▶ [Problems to work on]:
1 > Retype the passage about missing lectures at Utah State University from "I was not. For" up to and including "I couldn't go.".
2 > Write what comes next in the passage about missing lectures at Utah State University, starting after its final sentence.

▶ [Quoted passage]:
%%
From the Borders café, by cosmic coincidence, I hear
John Mayer's Waiting for the World to Change,
the song referenced by Utah State English Professor
Patricia Gantt at the Last Lecture in April. Contrary
to the song title, Gantt told students, the world waits
for them -- Carpe diem!
It's a shame the Last Lecture was one of the first
special lectures I'd attended at Utah State University.
I've found that the majority of lectures are scheduled
around the lunch hour, the idea being that most students
are free then.
I was not. For music students, the early afternoon
is nearly always booked with rehearsals. I would frequently
plan to attend a special event only to find, each time,
that I couldn't go.
This is one of my biggest regrets. I have always felt
that education should not be bound to a classroom, study
guide or major. In fact, after two years in music, an
anthropology elective was one of the best classes I
took.
%%
▶ [Supplied material]:
%%
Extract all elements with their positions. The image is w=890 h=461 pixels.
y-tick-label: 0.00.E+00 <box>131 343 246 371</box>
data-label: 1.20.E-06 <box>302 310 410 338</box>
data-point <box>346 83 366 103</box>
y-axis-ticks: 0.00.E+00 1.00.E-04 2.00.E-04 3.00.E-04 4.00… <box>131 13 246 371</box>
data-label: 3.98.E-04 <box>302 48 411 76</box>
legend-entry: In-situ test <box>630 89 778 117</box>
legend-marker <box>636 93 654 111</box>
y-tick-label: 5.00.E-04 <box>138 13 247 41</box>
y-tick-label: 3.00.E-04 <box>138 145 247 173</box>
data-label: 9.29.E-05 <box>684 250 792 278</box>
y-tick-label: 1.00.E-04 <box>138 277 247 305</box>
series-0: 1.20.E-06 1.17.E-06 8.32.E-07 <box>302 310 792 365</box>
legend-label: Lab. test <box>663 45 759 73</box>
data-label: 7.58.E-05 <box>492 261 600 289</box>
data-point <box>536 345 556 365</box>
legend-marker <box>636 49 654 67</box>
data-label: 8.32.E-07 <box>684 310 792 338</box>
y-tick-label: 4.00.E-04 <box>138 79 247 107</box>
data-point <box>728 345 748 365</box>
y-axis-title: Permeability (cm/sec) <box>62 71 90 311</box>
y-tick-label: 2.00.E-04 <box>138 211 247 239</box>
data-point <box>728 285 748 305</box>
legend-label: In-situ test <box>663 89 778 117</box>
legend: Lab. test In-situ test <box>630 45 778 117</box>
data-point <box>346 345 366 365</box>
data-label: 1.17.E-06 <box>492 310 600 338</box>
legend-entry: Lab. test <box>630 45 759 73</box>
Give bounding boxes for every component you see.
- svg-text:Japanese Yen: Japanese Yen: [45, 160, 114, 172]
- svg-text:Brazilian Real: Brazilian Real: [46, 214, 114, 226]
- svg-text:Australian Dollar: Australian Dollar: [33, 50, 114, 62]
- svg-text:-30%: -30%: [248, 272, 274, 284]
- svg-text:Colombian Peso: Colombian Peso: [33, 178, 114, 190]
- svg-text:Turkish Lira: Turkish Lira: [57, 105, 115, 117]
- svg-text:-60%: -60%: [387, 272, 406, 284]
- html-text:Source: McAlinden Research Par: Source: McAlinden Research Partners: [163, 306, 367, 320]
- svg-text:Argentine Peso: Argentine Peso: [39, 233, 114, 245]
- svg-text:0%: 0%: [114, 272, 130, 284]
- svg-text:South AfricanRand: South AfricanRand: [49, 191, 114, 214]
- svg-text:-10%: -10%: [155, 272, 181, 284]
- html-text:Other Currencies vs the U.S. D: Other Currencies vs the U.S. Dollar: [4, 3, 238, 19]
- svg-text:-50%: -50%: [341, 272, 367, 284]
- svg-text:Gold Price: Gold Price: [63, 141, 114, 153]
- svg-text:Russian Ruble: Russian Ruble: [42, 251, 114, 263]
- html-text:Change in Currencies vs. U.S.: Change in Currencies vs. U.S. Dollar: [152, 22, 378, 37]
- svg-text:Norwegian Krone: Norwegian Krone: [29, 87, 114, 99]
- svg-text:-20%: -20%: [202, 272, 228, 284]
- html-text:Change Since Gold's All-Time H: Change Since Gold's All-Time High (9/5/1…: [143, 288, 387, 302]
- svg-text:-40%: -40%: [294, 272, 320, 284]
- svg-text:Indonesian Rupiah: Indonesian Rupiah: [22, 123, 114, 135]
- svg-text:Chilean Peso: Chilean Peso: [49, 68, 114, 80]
%%
▶ [Answers to the exercises]:
1 >
I was not. For music students, the early afternoon
is nearly always booked with rehearsals. I would frequently
plan to attend a special event only to find, each time,
that I couldn't go.

2 >
The class was "Ethnography of Childhood"
with Professor David Lancy and, though HASS advising
told me I needed the Humanities, Arts and Social Sciences
credit, it counted for nothing.
Perhaps that's why I enjoyed it so much. Without conditions,
I was free to learn on my own, which is exactly what
Lancy was teaching us to do. Isn't that what college
is for -- to teach you how to ride once the training
wheels and guiding hand are gone?
Lancy's class changed the way I think. It taught me
that what works for one person doesn't for another,
and that's OK. For each belief or attitude or statement
there are one hundred times again as many perspectives.
Of everything I learned, this is the most valuable:
as ethnocentric thinking pits culture against culture,
so, too, does tunnel vision pigeonhole us students by
major.
Herman Hesse puts it more succinctly in his novella
Siddhartha:
"'When a person seeks,' Siddhartha said, 'it
can easily happen that his eye sees only the thing he
is seeking; he is incapable of allowing anything to
enter into him, because he is always thinking only of
what he is looking for, because he has a goal, because
he is possessed by his goal.'"
College is designed to funnel us each toward a specialized
end. As experts in a certain subject, we will each find
our niche, the presumption being we will make more money
than we would have without a diploma.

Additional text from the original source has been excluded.